▶ **Stored data**
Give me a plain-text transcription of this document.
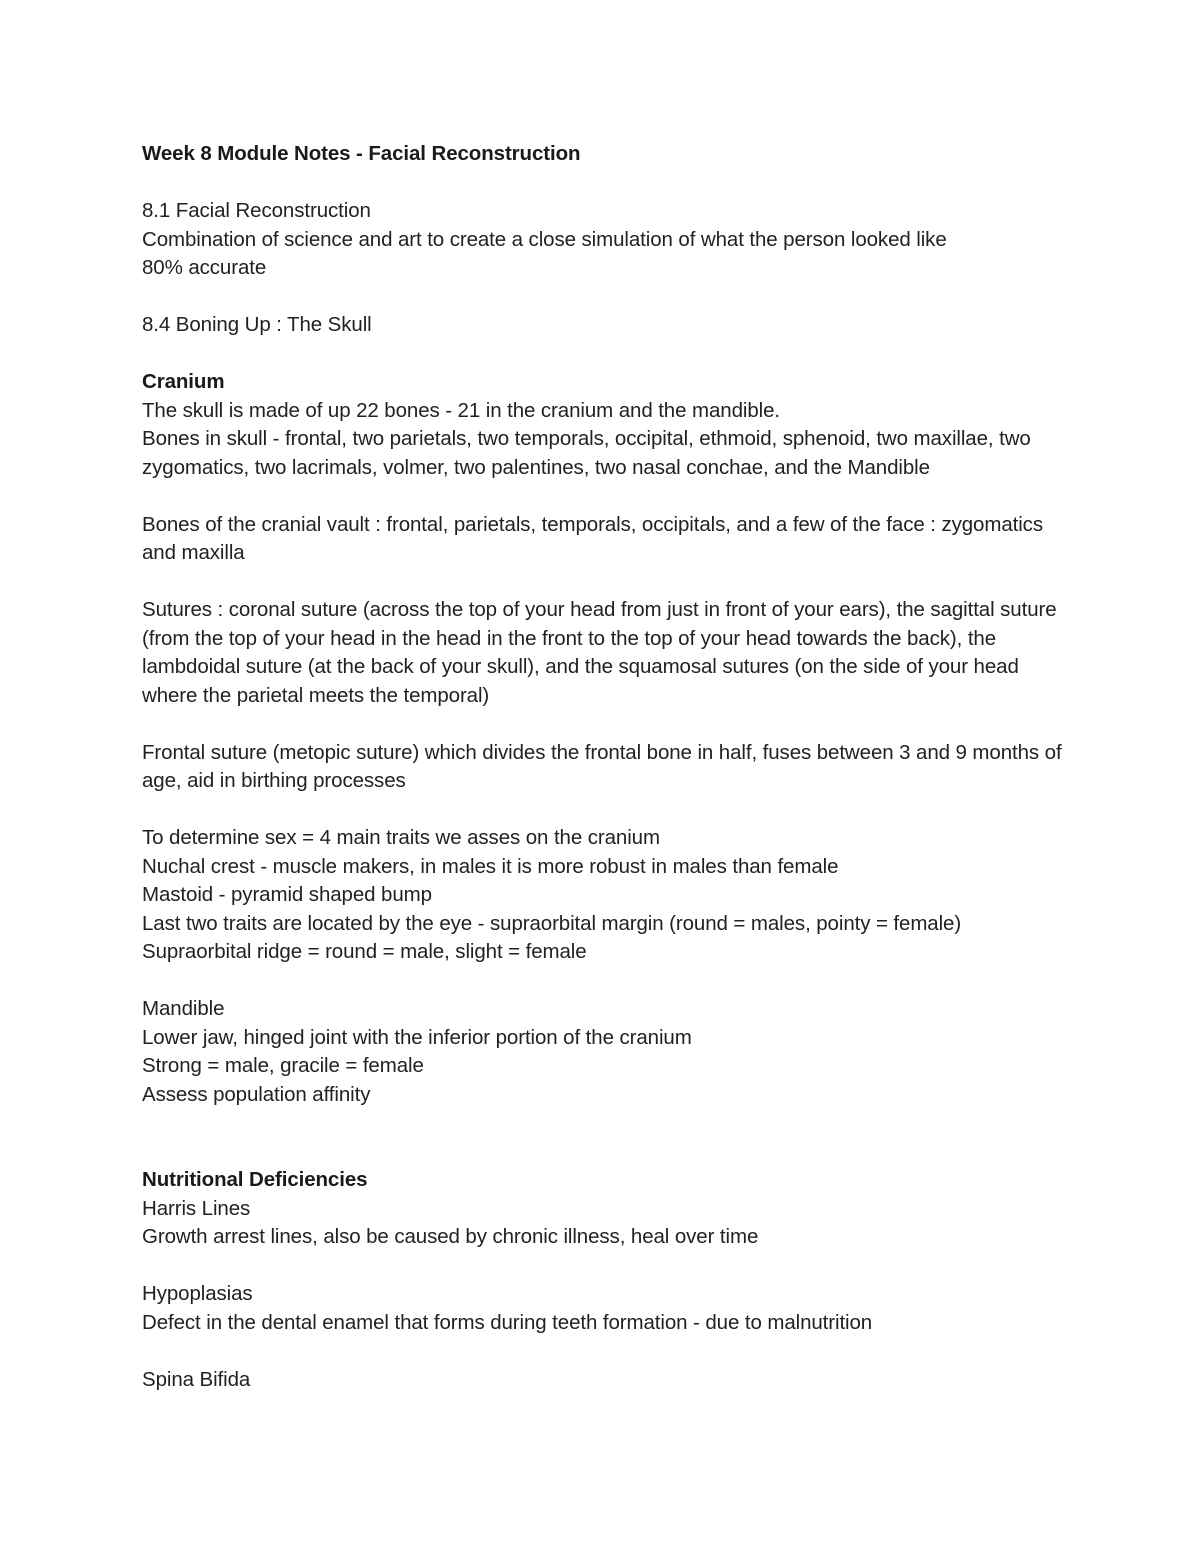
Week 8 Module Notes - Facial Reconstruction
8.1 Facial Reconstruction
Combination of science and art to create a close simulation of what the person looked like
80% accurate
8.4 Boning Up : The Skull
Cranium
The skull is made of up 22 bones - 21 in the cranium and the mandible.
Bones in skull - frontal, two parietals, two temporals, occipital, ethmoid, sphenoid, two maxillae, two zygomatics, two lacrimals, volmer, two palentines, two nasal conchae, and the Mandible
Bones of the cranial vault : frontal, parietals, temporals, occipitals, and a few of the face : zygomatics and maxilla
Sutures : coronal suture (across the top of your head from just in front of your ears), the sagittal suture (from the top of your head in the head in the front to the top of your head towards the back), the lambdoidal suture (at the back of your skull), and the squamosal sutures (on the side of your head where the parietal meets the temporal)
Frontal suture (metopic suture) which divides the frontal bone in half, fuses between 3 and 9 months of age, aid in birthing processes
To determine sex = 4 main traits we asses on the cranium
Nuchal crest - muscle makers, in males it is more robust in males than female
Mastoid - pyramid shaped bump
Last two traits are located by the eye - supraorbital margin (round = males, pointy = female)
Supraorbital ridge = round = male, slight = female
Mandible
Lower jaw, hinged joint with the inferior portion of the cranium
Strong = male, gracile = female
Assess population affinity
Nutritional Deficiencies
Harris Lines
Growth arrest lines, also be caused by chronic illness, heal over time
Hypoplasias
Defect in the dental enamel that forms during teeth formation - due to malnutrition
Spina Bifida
--
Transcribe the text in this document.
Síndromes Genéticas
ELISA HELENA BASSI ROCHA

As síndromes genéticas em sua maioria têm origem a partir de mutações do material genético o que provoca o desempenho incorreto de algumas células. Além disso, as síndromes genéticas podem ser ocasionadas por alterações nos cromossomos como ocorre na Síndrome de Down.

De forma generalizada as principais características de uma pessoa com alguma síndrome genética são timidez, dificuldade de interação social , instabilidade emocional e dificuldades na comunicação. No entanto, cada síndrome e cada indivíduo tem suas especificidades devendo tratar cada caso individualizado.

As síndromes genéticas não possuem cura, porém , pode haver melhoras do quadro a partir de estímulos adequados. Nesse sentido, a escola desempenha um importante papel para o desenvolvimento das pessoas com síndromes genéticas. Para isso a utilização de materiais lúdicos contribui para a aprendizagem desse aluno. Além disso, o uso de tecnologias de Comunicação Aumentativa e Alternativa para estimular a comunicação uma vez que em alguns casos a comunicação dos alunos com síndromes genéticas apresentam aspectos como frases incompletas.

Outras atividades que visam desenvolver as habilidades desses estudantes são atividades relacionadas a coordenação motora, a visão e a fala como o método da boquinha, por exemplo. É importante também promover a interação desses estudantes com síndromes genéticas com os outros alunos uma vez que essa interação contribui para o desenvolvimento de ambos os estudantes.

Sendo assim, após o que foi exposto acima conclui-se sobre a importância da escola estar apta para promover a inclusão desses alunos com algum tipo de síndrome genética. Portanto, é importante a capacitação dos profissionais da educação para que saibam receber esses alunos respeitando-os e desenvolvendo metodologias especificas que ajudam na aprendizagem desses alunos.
...
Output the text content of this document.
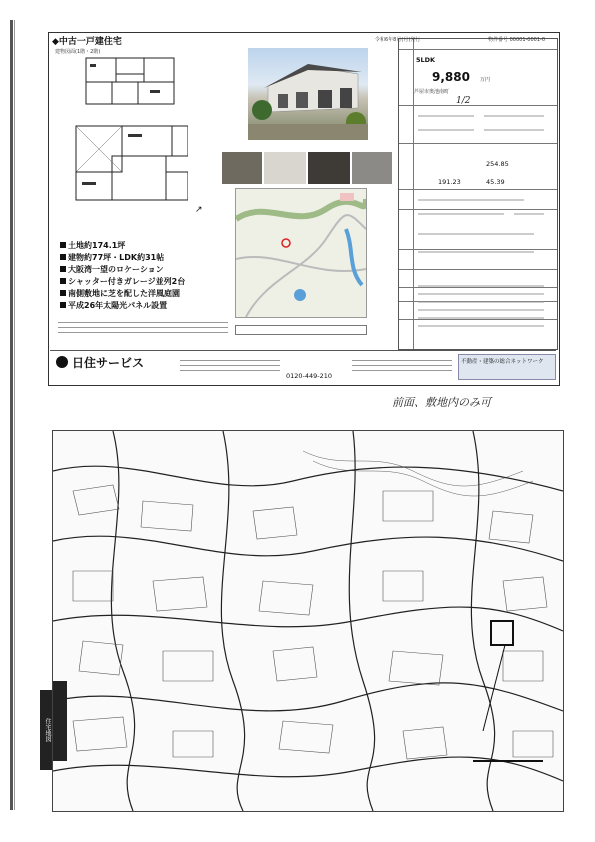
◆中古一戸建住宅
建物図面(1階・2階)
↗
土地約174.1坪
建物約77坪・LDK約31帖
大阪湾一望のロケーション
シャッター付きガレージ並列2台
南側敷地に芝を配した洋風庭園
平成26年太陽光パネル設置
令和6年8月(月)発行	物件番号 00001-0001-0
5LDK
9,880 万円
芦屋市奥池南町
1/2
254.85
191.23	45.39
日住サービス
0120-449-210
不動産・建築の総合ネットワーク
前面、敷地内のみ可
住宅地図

▶ **Requirements**
Gather each line from the entries above that includes the word "parietals".

▶ **Response to the task**
Bones in skull - frontal, two parietals, two temporals, occipital, ethmoid, sphenoid, two maxillae, two zygomatics, two lacrimals, volmer, two palentines, two nasal conchae, and the Mandible
Bones of the cranial vault : frontal, parietals, temporals, occipitals, and a few of the face : zygomatics and maxilla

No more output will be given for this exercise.